How many lines of the material below contain the string "наличии"? Answer with the number and nothing else.

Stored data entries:
----------------------------------------

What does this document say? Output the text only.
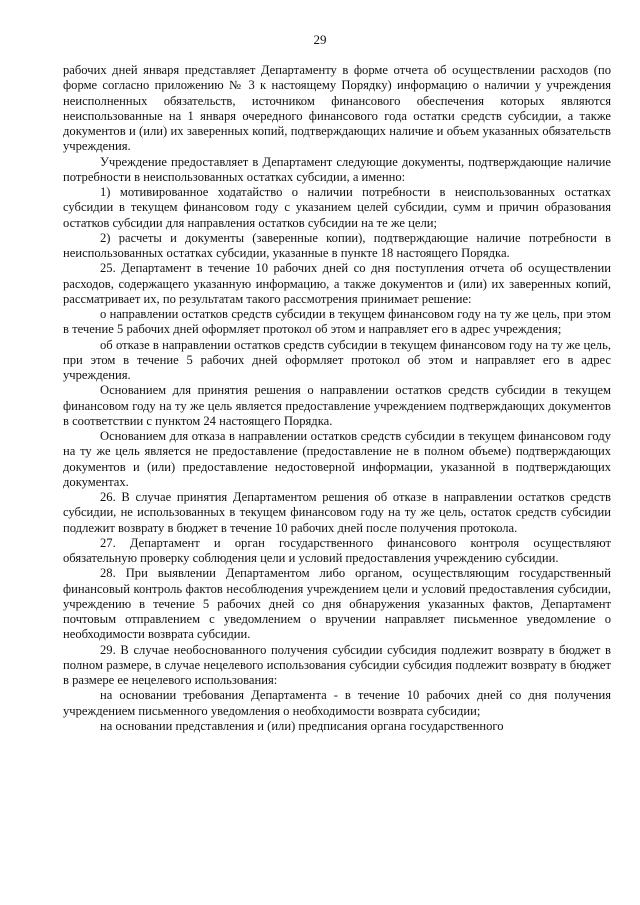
29

рабочих дней января представляет Департаменту в форме отчета об осуществлении расходов (по форме согласно приложению № 3 к настоящему Порядку) информацию о наличии у учреждения неисполненных обязательств, источником финансового обеспечения которых являются неиспользованные на 1 января очередного финансового года остатки средств субсидии, а также документов и (или) их заверенных копий, подтверждающих наличие и объем указанных обязательств учреждения.

Учреждение предоставляет в Департамент следующие документы, подтверждающие наличие потребности в неиспользованных остатках субсидии, а именно:

1) мотивированное ходатайство о наличии потребности в неиспользованных остатках субсидии в текущем финансовом году с указанием целей субсидии, сумм и причин образования остатков субсидии для направления остатков субсидии на те же цели;

2) расчеты и документы (заверенные копии), подтверждающие наличие потребности в неиспользованных остатках субсидии, указанные в пункте 18 настоящего Порядка.

25. Департамент в течение 10 рабочих дней со дня поступления отчета об осуществлении расходов, содержащего указанную информацию, а также документов и (или) их заверенных копий, рассматривает их, по результатам такого рассмотрения принимает решение:

о направлении остатков средств субсидии в текущем финансовом году на ту же цель, при этом в течение 5 рабочих дней оформляет протокол об этом и направляет его в адрес учреждения;

об отказе в направлении остатков средств субсидии в текущем финансовом году на ту же цель, при этом в течение 5 рабочих дней оформляет протокол об этом и направляет его в адрес учреждения.

Основанием для принятия решения о направлении остатков средств субсидии в текущем финансовом году на ту же цель является предоставление учреждением подтверждающих документов в соответствии с пунктом 24 настоящего Порядка.

Основанием для отказа в направлении остатков средств субсидии в текущем финансовом году на ту же цель является не предоставление (предоставление не в полном объеме) подтверждающих документов и (или) предоставление недостоверной информации, указанной в подтверждающих документах.

26. В случае принятия Департаментом решения об отказе в направлении остатков средств субсидии, не использованных в текущем финансовом году на ту же цель, остаток средств субсидии подлежит возврату в бюджет в течение 10 рабочих дней после получения протокола.

27. Департамент и орган государственного финансового контроля осуществляют обязательную проверку соблюдения цели и условий предоставления учреждению субсидии.

28. При выявлении Департаментом либо органом, осуществляющим государственный финансовый контроль фактов несоблюдения учреждением цели и условий предоставления субсидии, учреждению в течение 5 рабочих дней со дня обнаружения указанных фактов, Департамент почтовым отправлением с уведомлением о вручении направляет письменное уведомление о необходимости возврата субсидии.

29. В случае необоснованного получения субсидии субсидия подлежит возврату в бюджет в полном размере, в случае нецелевого использования субсидии субсидия подлежит возврату в бюджет в размере ее нецелевого использования:

на основании требования Департамента - в течение 10 рабочих дней со дня получения учреждением письменного уведомления о необходимости возврата субсидии;

на основании представления и (или) предписания органа государственного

----------------------------------------

Exercise answer: 2